__Exercise goal__:
Print the whole listing exactly.

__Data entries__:
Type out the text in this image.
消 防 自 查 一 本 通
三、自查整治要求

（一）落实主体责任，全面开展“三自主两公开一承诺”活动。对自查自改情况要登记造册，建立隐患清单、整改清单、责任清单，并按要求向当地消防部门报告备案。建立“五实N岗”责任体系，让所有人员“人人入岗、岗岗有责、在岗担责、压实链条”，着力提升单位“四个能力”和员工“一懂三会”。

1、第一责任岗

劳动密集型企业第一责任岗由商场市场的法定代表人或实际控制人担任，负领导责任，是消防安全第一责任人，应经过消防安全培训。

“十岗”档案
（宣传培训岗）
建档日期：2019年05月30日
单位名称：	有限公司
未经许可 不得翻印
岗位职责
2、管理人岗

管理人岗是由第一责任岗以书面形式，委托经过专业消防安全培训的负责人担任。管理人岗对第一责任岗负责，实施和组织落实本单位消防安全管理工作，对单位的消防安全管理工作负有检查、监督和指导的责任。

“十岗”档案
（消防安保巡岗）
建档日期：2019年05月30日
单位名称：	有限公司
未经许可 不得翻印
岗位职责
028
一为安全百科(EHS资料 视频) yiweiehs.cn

__Answer to the exercise__:
Type out the text in this image.
消 防 自 查 一 本 通
三、自查整治要求

（一）落实主体责任，全面开展“三自主两公开一承诺”活动。对自查自改情况要登记造册，建立隐患清单、整改清单、责任清单，并按要求向当地消防部门报告备案。建立“五实N岗”责任体系，让所有人员“人人入岗、岗岗有责、在岗担责、压实链条”，着力提升单位“四个能力”和员工“一懂三会”。

1、第一责任岗

劳动密集型企业第一责任岗由商场市场的法定代表人或实际控制人担任，负领导责任，是消防安全第一责任人，应经过消防安全培训。

“十岗”档案
（宣传培训岗）
建档日期：2019年05月30日
单位名称：	有限公司
未经许可 不得翻印
岗位职责
2、管理人岗

管理人岗是由第一责任岗以书面形式，委托经过专业消防安全培训的负责人担任。管理人岗对第一责任岗负责，实施和组织落实本单位消防安全管理工作，对单位的消防安全管理工作负有检查、监督和指导的责任。

“十岗”档案
（消防安保巡岗）
建档日期：2019年05月30日
单位名称：	有限公司
未经许可 不得翻印
岗位职责
028
一为安全百科(EHS资料 视频) yiweiehs.cn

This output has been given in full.